Stored items from a collection
* * *

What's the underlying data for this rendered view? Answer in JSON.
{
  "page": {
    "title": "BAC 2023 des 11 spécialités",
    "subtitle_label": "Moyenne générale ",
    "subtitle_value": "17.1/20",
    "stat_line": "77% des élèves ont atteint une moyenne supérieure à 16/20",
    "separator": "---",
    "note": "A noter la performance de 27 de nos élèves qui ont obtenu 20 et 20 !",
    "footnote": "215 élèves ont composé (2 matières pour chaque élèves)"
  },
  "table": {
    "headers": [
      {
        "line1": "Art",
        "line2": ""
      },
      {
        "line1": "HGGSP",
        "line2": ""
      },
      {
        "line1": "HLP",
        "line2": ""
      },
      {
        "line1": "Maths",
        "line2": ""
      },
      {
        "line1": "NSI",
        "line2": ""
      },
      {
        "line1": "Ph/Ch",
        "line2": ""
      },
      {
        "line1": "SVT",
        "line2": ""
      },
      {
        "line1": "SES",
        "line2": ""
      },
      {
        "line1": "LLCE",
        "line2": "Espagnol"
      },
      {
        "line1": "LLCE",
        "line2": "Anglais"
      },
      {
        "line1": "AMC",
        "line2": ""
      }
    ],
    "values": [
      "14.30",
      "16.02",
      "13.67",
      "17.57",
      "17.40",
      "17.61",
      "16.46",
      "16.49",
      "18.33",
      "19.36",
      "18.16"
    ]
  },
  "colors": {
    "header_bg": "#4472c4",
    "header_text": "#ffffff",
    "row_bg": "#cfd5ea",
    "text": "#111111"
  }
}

* * *

Write out the complete set of records exactly as given.

What's the underlying data for this rendered view? Answer in JSON.
{
  "page": {
    "title": "BAC 2023 des 11 spécialités",
    "subtitle_label": "Moyenne générale ",
    "subtitle_value": "17.1/20",
    "stat_line": "77% des élèves ont atteint une moyenne supérieure à 16/20",
    "separator": "---",
    "note": "A noter la performance de 27 de nos élèves qui ont obtenu 20 et 20 !",
    "footnote": "215 élèves ont composé (2 matières pour chaque élèves)"
  },
  "table": {
    "headers": [
      {
        "line1": "Art",
        "line2": ""
      },
      {
        "line1": "HGGSP",
        "line2": ""
      },
      {
        "line1": "HLP",
        "line2": ""
      },
      {
        "line1": "Maths",
        "line2": ""
      },
      {
        "line1": "NSI",
        "line2": ""
      },
      {
        "line1": "Ph/Ch",
        "line2": ""
      },
      {
        "line1": "SVT",
        "line2": ""
      },
      {
        "line1": "SES",
        "line2": ""
      },
      {
        "line1": "LLCE",
        "line2": "Espagnol"
      },
      {
        "line1": "LLCE",
        "line2": "Anglais"
      },
      {
        "line1": "AMC",
        "line2": ""
      }
    ],
    "values": [
      "14.30",
      "16.02",
      "13.67",
      "17.57",
      "17.40",
      "17.61",
      "16.46",
      "16.49",
      "18.33",
      "19.36",
      "18.16"
    ]
  },
  "colors": {
    "header_bg": "#4472c4",
    "header_text": "#ffffff",
    "row_bg": "#cfd5ea",
    "text": "#111111"
  }
}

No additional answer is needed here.